#### [Exercise description]
Every entry must be repeated exactly. Exclude all pictures.
________________
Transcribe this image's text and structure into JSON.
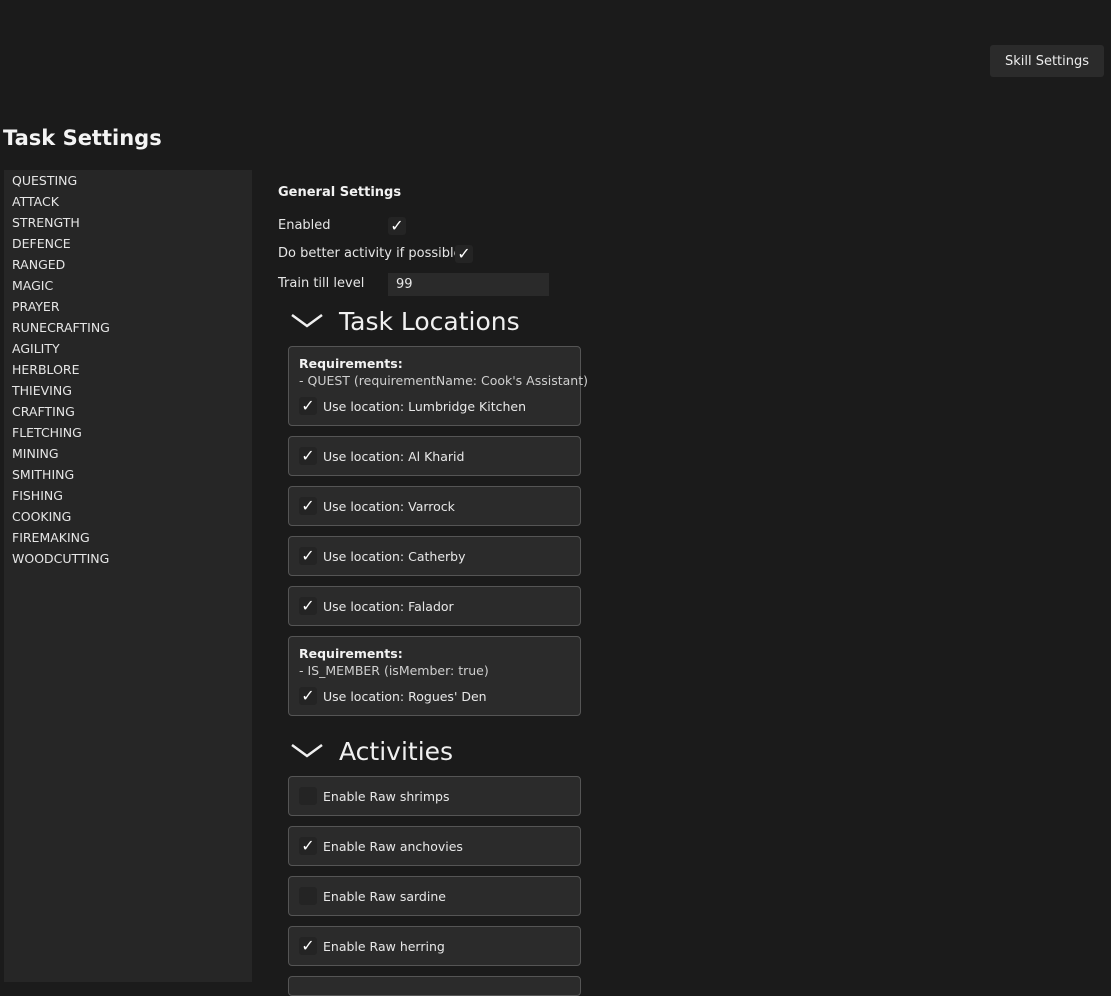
{
  "header": {
    "skill_settings_label": "Skill Settings"
  },
  "page_title": "Task Settings",
  "sidebar": {
    "items": [
      "QUESTING",
      "ATTACK",
      "STRENGTH",
      "DEFENCE",
      "RANGED",
      "MAGIC",
      "PRAYER",
      "RUNECRAFTING",
      "AGILITY",
      "HERBLORE",
      "THIEVING",
      "CRAFTING",
      "FLETCHING",
      "MINING",
      "SMITHING",
      "FISHING",
      "COOKING",
      "FIREMAKING",
      "WOODCUTTING"
    ]
  },
  "general": {
    "title": "General Settings",
    "enabled_label": "Enabled",
    "enabled_checked": true,
    "better_activity_label": "Do better activity if possible",
    "better_activity_checked": true,
    "train_till_label": "Train till level",
    "train_till_value": "99"
  },
  "locations": {
    "title": "Task Locations",
    "cards": [
      {
        "req_title": "Requirements:",
        "req_line": "- QUEST (requirementName: Cook's Assistant)",
        "label": "Use location: Lumbridge Kitchen",
        "checked": true
      },
      {
        "label": "Use location: Al Kharid",
        "checked": true
      },
      {
        "label": "Use location: Varrock",
        "checked": true
      },
      {
        "label": "Use location: Catherby",
        "checked": true
      },
      {
        "label": "Use location: Falador",
        "checked": true
      },
      {
        "req_title": "Requirements:",
        "req_line": "- IS_MEMBER (isMember: true)",
        "label": "Use location: Rogues' Den",
        "checked": true
      }
    ]
  },
  "activities": {
    "title": "Activities",
    "cards": [
      {
        "label": "Enable Raw shrimps",
        "checked": false
      },
      {
        "label": "Enable Raw anchovies",
        "checked": true
      },
      {
        "label": "Enable Raw sardine",
        "checked": false
      },
      {
        "label": "Enable Raw herring",
        "checked": true
      }
    ]
  },
  "icons": {
    "check": "check-icon",
    "chevron": "chevron-down-icon"
  }
}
________________
#### [Solution]
Transcribe this image's text and structure into JSON.
{
  "header": {
    "skill_settings_label": "Skill Settings"
  },
  "page_title": "Task Settings",
  "sidebar": {
    "items": [
      "QUESTING",
      "ATTACK",
      "STRENGTH",
      "DEFENCE",
      "RANGED",
      "MAGIC",
      "PRAYER",
      "RUNECRAFTING",
      "AGILITY",
      "HERBLORE",
      "THIEVING",
      "CRAFTING",
      "FLETCHING",
      "MINING",
      "SMITHING",
      "FISHING",
      "COOKING",
      "FIREMAKING",
      "WOODCUTTING"
    ]
  },
  "general": {
    "title": "General Settings",
    "enabled_label": "Enabled",
    "enabled_checked": true,
    "better_activity_label": "Do better activity if possible",
    "better_activity_checked": true,
    "train_till_label": "Train till level",
    "train_till_value": "99"
  },
  "locations": {
    "title": "Task Locations",
    "cards": [
      {
        "req_title": "Requirements:",
        "req_line": "- QUEST (requirementName: Cook's Assistant)",
        "label": "Use location: Lumbridge Kitchen",
        "checked": true
      },
      {
        "label": "Use location: Al Kharid",
        "checked": true
      },
      {
        "label": "Use location: Varrock",
        "checked": true
      },
      {
        "label": "Use location: Catherby",
        "checked": true
      },
      {
        "label": "Use location: Falador",
        "checked": true
      },
      {
        "req_title": "Requirements:",
        "req_line": "- IS_MEMBER (isMember: true)",
        "label": "Use location: Rogues' Den",
        "checked": true
      }
    ]
  },
  "activities": {
    "title": "Activities",
    "cards": [
      {
        "label": "Enable Raw shrimps",
        "checked": false
      },
      {
        "label": "Enable Raw anchovies",
        "checked": true
      },
      {
        "label": "Enable Raw sardine",
        "checked": false
      },
      {
        "label": "Enable Raw herring",
        "checked": true
      }
    ]
  },
  "icons": {
    "check": "check-icon",
    "chevron": "chevron-down-icon"
  }
}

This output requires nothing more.